"""

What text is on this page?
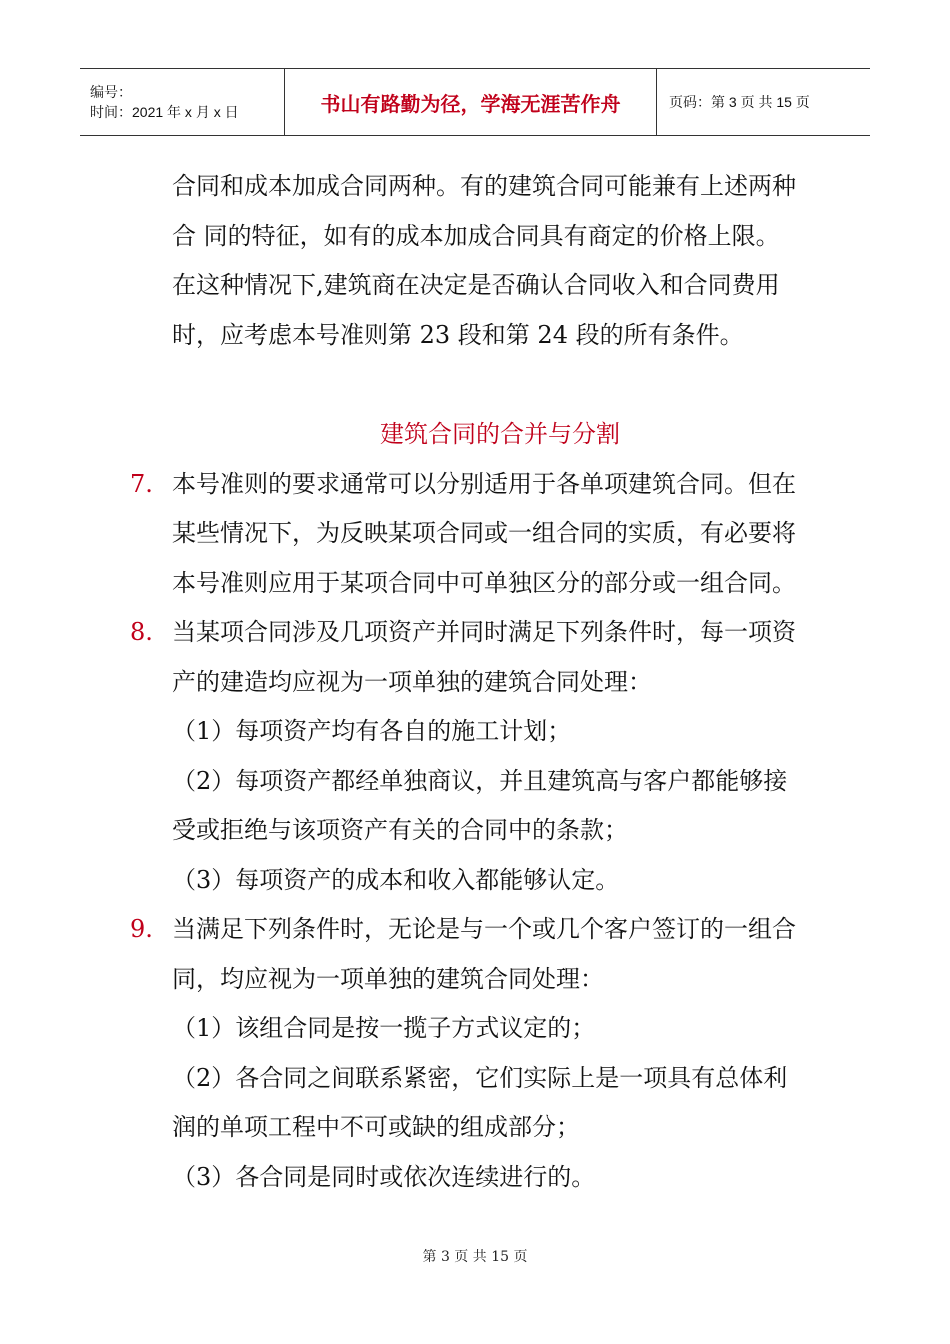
编号：
时间：2021 年 x 月 x 日	书山有路勤为径，学海无涯苦作舟	页码：第 3 页 共 15 页
合同和成本加成合同两种。有的建筑合同可能兼有上述两种
合 同的特征，如有的成本加成合同具有商定的价格上限。
在这种情况下,建筑商在决定是否确认合同收入和合同费用
时，应考虑本号准则第 23 段和第 24 段的所有条件。
建筑合同的合并与分割
7. 本号准则的要求通常可以分别适用于各单项建筑合同。但在
某些情况下，为反映某项合同或一组合同的实质，有必要将
本号准则应用于某项合同中可单独区分的部分或一组合同。
8. 当某项合同涉及几项资产并同时满足下列条件时，每一项资
产的建造均应视为一项单独的建筑合同处理：
（1）每项资产均有各自的施工计划；
（2）每项资产都经单独商议，并且建筑高与客户都能够接
受或拒绝与该项资产有关的合同中的条款；
（3）每项资产的成本和收入都能够认定。
9. 当满足下列条件时，无论是与一个或几个客户签订的一组合
同，均应视为一项单独的建筑合同处理：
（1）该组合同是按一揽子方式议定的；
（2）各合同之间联系紧密，它们实际上是一项具有总体利
润的单项工程中不可或缺的组成部分；
（3）各合同是同时或依次连续进行的。
第 3 页 共 15 页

"""

DIRECTIVE — Copy out all of the data word for word. Do not carry over any picture.

RESULT OF THE TASK —
What text is on this page?
编号：
时间：2021 年 x 月 x 日	书山有路勤为径，学海无涯苦作舟	页码：第 3 页 共 15 页
合同和成本加成合同两种。有的建筑合同可能兼有上述两种
合 同的特征，如有的成本加成合同具有商定的价格上限。
在这种情况下,建筑商在决定是否确认合同收入和合同费用
时，应考虑本号准则第 23 段和第 24 段的所有条件。
建筑合同的合并与分割
7. 本号准则的要求通常可以分别适用于各单项建筑合同。但在
某些情况下，为反映某项合同或一组合同的实质，有必要将
本号准则应用于某项合同中可单独区分的部分或一组合同。
8. 当某项合同涉及几项资产并同时满足下列条件时，每一项资
产的建造均应视为一项单独的建筑合同处理：
（1）每项资产均有各自的施工计划；
（2）每项资产都经单独商议，并且建筑高与客户都能够接
受或拒绝与该项资产有关的合同中的条款；
（3）每项资产的成本和收入都能够认定。
9. 当满足下列条件时，无论是与一个或几个客户签订的一组合
同，均应视为一项单独的建筑合同处理：
（1）该组合同是按一揽子方式议定的；
（2）各合同之间联系紧密，它们实际上是一项具有总体利
润的单项工程中不可或缺的组成部分；
（3）各合同是同时或依次连续进行的。
第 3 页 共 15 页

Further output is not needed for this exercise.